_PROVIDED RECORDS_
------------------------------------------------
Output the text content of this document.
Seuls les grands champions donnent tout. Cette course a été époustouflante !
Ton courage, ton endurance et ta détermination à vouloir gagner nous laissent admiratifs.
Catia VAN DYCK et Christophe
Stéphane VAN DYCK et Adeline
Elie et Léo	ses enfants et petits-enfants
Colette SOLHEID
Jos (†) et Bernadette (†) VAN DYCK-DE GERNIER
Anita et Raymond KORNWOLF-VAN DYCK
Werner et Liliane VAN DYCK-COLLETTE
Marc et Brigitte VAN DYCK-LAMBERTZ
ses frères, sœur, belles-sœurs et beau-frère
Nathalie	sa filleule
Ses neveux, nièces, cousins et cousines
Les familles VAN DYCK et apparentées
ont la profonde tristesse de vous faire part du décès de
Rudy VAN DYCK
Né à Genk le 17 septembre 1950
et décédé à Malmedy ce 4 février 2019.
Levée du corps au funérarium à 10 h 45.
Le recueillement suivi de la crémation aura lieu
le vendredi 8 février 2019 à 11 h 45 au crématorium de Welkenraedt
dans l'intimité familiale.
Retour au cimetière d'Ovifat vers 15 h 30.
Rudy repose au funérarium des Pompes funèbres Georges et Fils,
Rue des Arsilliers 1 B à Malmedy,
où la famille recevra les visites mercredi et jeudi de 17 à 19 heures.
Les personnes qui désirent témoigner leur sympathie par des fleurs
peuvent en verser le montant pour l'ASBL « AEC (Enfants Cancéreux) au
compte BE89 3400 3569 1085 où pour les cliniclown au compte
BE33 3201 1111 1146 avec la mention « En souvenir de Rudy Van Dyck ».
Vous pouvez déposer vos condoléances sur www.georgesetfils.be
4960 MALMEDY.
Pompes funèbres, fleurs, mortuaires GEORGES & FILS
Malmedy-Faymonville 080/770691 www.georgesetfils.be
------------------------------------------------
_WHAT NEEDS TO BE DONE_
Extract every entry in the listing word for word.

_SOLUTION_
Output the text content of this document.
Seuls les grands champions donnent tout. Cette course a été époustouflante !
Ton courage, ton endurance et ta détermination à vouloir gagner nous laissent admiratifs.
Catia VAN DYCK et Christophe
Stéphane VAN DYCK et Adeline
Elie et Léo	ses enfants et petits-enfants
Colette SOLHEID
Jos (†) et Bernadette (†) VAN DYCK-DE GERNIER
Anita et Raymond KORNWOLF-VAN DYCK
Werner et Liliane VAN DYCK-COLLETTE
Marc et Brigitte VAN DYCK-LAMBERTZ
ses frères, sœur, belles-sœurs et beau-frère
Nathalie	sa filleule
Ses neveux, nièces, cousins et cousines
Les familles VAN DYCK et apparentées
ont la profonde tristesse de vous faire part du décès de
Rudy VAN DYCK
Né à Genk le 17 septembre 1950
et décédé à Malmedy ce 4 février 2019.
Levée du corps au funérarium à 10 h 45.
Le recueillement suivi de la crémation aura lieu
le vendredi 8 février 2019 à 11 h 45 au crématorium de Welkenraedt
dans l'intimité familiale.
Retour au cimetière d'Ovifat vers 15 h 30.
Rudy repose au funérarium des Pompes funèbres Georges et Fils,
Rue des Arsilliers 1 B à Malmedy,
où la famille recevra les visites mercredi et jeudi de 17 à 19 heures.
Les personnes qui désirent témoigner leur sympathie par des fleurs
peuvent en verser le montant pour l'ASBL « AEC (Enfants Cancéreux) au
compte BE89 3400 3569 1085 où pour les cliniclown au compte
BE33 3201 1111 1146 avec la mention « En souvenir de Rudy Van Dyck ».
Vous pouvez déposer vos condoléances sur www.georgesetfils.be
4960 MALMEDY.
Pompes funèbres, fleurs, mortuaires GEORGES & FILS
Malmedy-Faymonville 080/770691 www.georgesetfils.be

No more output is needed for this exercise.